Could you give the data below again, exactly and completely?

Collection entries

***

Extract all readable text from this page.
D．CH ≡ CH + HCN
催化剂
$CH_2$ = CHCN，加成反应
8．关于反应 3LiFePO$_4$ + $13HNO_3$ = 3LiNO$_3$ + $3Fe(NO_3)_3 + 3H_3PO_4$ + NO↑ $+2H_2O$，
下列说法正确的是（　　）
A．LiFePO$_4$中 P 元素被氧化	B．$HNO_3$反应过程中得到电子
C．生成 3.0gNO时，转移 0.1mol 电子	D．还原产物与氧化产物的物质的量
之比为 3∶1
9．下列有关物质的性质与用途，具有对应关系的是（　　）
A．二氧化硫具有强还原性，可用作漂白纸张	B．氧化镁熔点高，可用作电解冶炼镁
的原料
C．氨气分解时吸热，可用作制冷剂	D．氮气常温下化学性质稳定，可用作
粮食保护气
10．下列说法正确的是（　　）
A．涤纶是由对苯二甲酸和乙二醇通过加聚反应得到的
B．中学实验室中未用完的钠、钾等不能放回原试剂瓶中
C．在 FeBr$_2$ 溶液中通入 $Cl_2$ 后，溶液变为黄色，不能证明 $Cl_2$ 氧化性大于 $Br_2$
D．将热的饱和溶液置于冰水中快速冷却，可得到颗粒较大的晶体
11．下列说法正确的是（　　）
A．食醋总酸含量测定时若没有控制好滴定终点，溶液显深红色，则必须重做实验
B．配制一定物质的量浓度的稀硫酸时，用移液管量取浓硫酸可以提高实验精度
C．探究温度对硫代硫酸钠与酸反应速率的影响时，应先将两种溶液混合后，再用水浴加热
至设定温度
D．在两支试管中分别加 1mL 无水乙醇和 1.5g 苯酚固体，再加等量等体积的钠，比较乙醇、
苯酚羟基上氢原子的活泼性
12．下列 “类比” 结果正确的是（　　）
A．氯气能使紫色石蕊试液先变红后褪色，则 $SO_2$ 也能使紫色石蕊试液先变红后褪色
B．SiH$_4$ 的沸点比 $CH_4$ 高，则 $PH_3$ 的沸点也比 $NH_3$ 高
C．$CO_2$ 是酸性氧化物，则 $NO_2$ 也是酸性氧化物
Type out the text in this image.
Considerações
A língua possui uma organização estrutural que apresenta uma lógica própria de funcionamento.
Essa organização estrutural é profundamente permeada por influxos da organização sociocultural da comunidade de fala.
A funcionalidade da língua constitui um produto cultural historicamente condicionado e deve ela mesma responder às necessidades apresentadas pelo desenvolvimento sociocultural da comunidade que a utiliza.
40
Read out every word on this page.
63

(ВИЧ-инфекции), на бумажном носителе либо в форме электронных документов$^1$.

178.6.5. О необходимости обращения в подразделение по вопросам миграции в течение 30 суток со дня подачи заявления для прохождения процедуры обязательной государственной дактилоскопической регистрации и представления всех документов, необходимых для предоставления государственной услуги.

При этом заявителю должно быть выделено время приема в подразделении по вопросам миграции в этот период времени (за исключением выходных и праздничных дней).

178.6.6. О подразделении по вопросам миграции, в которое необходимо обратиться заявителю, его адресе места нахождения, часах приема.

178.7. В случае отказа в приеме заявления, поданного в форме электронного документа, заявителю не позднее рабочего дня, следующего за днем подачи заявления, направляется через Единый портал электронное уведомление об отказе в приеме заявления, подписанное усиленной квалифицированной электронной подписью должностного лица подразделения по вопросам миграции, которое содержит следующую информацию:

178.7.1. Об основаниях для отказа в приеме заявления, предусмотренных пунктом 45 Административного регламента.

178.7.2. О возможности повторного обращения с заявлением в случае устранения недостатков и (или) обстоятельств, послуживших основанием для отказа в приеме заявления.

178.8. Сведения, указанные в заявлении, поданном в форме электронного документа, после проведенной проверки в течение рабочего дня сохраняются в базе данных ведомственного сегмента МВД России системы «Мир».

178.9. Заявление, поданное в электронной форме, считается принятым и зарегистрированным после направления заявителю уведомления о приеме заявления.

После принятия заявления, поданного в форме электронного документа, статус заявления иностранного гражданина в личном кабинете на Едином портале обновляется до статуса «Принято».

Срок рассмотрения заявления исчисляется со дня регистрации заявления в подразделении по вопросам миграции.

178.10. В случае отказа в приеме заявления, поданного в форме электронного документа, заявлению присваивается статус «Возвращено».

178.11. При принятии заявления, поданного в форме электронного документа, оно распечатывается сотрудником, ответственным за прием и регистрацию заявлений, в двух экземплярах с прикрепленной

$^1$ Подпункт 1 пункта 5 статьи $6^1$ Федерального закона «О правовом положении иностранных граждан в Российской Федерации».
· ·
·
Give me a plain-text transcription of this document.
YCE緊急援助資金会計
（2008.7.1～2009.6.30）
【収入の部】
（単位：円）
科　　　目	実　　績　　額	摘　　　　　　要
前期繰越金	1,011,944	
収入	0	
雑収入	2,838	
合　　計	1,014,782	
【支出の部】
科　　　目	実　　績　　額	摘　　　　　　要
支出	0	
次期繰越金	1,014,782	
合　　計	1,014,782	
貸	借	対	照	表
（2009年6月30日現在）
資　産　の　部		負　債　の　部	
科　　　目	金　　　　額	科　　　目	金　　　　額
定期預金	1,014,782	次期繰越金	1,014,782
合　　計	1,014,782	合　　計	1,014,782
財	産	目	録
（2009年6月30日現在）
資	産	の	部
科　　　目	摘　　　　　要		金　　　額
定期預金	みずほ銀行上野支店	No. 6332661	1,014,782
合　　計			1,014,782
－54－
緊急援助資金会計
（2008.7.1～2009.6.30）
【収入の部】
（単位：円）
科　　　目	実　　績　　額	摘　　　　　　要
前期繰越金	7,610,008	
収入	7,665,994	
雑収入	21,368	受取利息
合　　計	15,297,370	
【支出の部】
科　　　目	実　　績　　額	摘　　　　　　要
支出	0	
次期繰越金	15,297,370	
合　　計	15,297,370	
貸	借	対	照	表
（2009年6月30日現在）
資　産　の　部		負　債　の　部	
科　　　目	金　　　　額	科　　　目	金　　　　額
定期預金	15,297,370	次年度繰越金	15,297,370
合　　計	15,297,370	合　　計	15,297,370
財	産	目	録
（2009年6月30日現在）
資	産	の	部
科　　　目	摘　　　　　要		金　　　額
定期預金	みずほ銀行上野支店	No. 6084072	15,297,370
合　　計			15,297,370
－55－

***

▶ **TASK SOLUTION**:
Extract all readable text from this page.
D．CH ≡ CH + HCN
催化剂
$CH_2$ = CHCN，加成反应
8．关于反应 3LiFePO$_4$ + $13HNO_3$ = 3LiNO$_3$ + $3Fe(NO_3)_3 + 3H_3PO_4$ + NO↑ $+2H_2O$，
下列说法正确的是（　　）
A．LiFePO$_4$中 P 元素被氧化	B．$HNO_3$反应过程中得到电子
C．生成 3.0gNO时，转移 0.1mol 电子	D．还原产物与氧化产物的物质的量
之比为 3∶1
9．下列有关物质的性质与用途，具有对应关系的是（　　）
A．二氧化硫具有强还原性，可用作漂白纸张	B．氧化镁熔点高，可用作电解冶炼镁
的原料
C．氨气分解时吸热，可用作制冷剂	D．氮气常温下化学性质稳定，可用作
粮食保护气
10．下列说法正确的是（　　）
A．涤纶是由对苯二甲酸和乙二醇通过加聚反应得到的
B．中学实验室中未用完的钠、钾等不能放回原试剂瓶中
C．在 FeBr$_2$ 溶液中通入 $Cl_2$ 后，溶液变为黄色，不能证明 $Cl_2$ 氧化性大于 $Br_2$
D．将热的饱和溶液置于冰水中快速冷却，可得到颗粒较大的晶体
11．下列说法正确的是（　　）
A．食醋总酸含量测定时若没有控制好滴定终点，溶液显深红色，则必须重做实验
B．配制一定物质的量浓度的稀硫酸时，用移液管量取浓硫酸可以提高实验精度
C．探究温度对硫代硫酸钠与酸反应速率的影响时，应先将两种溶液混合后，再用水浴加热
至设定温度
D．在两支试管中分别加 1mL 无水乙醇和 1.5g 苯酚固体，再加等量等体积的钠，比较乙醇、
苯酚羟基上氢原子的活泼性
12．下列 “类比” 结果正确的是（　　）
A．氯气能使紫色石蕊试液先变红后褪色，则 $SO_2$ 也能使紫色石蕊试液先变红后褪色
B．SiH$_4$ 的沸点比 $CH_4$ 高，则 $PH_3$ 的沸点也比 $NH_3$ 高
C．$CO_2$ 是酸性氧化物，则 $NO_2$ 也是酸性氧化物
Type out the text in this image.
Considerações
A língua possui uma organização estrutural que apresenta uma lógica própria de funcionamento.
Essa organização estrutural é profundamente permeada por influxos da organização sociocultural da comunidade de fala.
A funcionalidade da língua constitui um produto cultural historicamente condicionado e deve ela mesma responder às necessidades apresentadas pelo desenvolvimento sociocultural da comunidade que a utiliza.
40
Read out every word on this page.
63

(ВИЧ-инфекции), на бумажном носителе либо в форме электронных документов$^1$.

178.6.5. О необходимости обращения в подразделение по вопросам миграции в течение 30 суток со дня подачи заявления для прохождения процедуры обязательной государственной дактилоскопической регистрации и представления всех документов, необходимых для предоставления государственной услуги.

При этом заявителю должно быть выделено время приема в подразделении по вопросам миграции в этот период времени (за исключением выходных и праздничных дней).

178.6.6. О подразделении по вопросам миграции, в которое необходимо обратиться заявителю, его адресе места нахождения, часах приема.

178.7. В случае отказа в приеме заявления, поданного в форме электронного документа, заявителю не позднее рабочего дня, следующего за днем подачи заявления, направляется через Единый портал электронное уведомление об отказе в приеме заявления, подписанное усиленной квалифицированной электронной подписью должностного лица подразделения по вопросам миграции, которое содержит следующую информацию:

178.7.1. Об основаниях для отказа в приеме заявления, предусмотренных пунктом 45 Административного регламента.

178.7.2. О возможности повторного обращения с заявлением в случае устранения недостатков и (или) обстоятельств, послуживших основанием для отказа в приеме заявления.

178.8. Сведения, указанные в заявлении, поданном в форме электронного документа, после проведенной проверки в течение рабочего дня сохраняются в базе данных ведомственного сегмента МВД России системы «Мир».

178.9. Заявление, поданное в электронной форме, считается принятым и зарегистрированным после направления заявителю уведомления о приеме заявления.

После принятия заявления, поданного в форме электронного документа, статус заявления иностранного гражданина в личном кабинете на Едином портале обновляется до статуса «Принято».

Срок рассмотрения заявления исчисляется со дня регистрации заявления в подразделении по вопросам миграции.

178.10. В случае отказа в приеме заявления, поданного в форме электронного документа, заявлению присваивается статус «Возвращено».

178.11. При принятии заявления, поданного в форме электронного документа, оно распечатывается сотрудником, ответственным за прием и регистрацию заявлений, в двух экземплярах с прикрепленной

$^1$ Подпункт 1 пункта 5 статьи $6^1$ Федерального закона «О правовом положении иностранных граждан в Российской Федерации».
· ·
·
Give me a plain-text transcription of this document.
YCE緊急援助資金会計
（2008.7.1～2009.6.30）
【収入の部】
（単位：円）
科　　　目	実　　績　　額	摘　　　　　　要
前期繰越金	1,011,944	
収入	0	
雑収入	2,838	
合　　計	1,014,782	
【支出の部】
科　　　目	実　　績　　額	摘　　　　　　要
支出	0	
次期繰越金	1,014,782	
合　　計	1,014,782	
貸	借	対	照	表
（2009年6月30日現在）
資　産　の　部		負　債　の　部	
科　　　目	金　　　　額	科　　　目	金　　　　額
定期預金	1,014,782	次期繰越金	1,014,782
合　　計	1,014,782	合　　計	1,014,782
財	産	目	録
（2009年6月30日現在）
資	産	の	部
科　　　目	摘　　　　　要		金　　　額
定期預金	みずほ銀行上野支店	No. 6332661	1,014,782
合　　計			1,014,782
－54－
緊急援助資金会計
（2008.7.1～2009.6.30）
【収入の部】
（単位：円）
科　　　目	実　　績　　額	摘　　　　　　要
前期繰越金	7,610,008	
収入	7,665,994	
雑収入	21,368	受取利息
合　　計	15,297,370	
【支出の部】
科　　　目	実　　績　　額	摘　　　　　　要
支出	0	
次期繰越金	15,297,370	
合　　計	15,297,370	
貸	借	対	照	表
（2009年6月30日現在）
資　産　の　部		負　債　の　部	
科　　　目	金　　　　額	科　　　目	金　　　　額
定期預金	15,297,370	次年度繰越金	15,297,370
合　　計	15,297,370	合　　計	15,297,370
財	産	目	録
（2009年6月30日現在）
資	産	の	部
科　　　目	摘　　　　　要		金　　　額
定期預金	みずほ銀行上野支店	No. 6084072	15,297,370
合　　計			15,297,370
－55－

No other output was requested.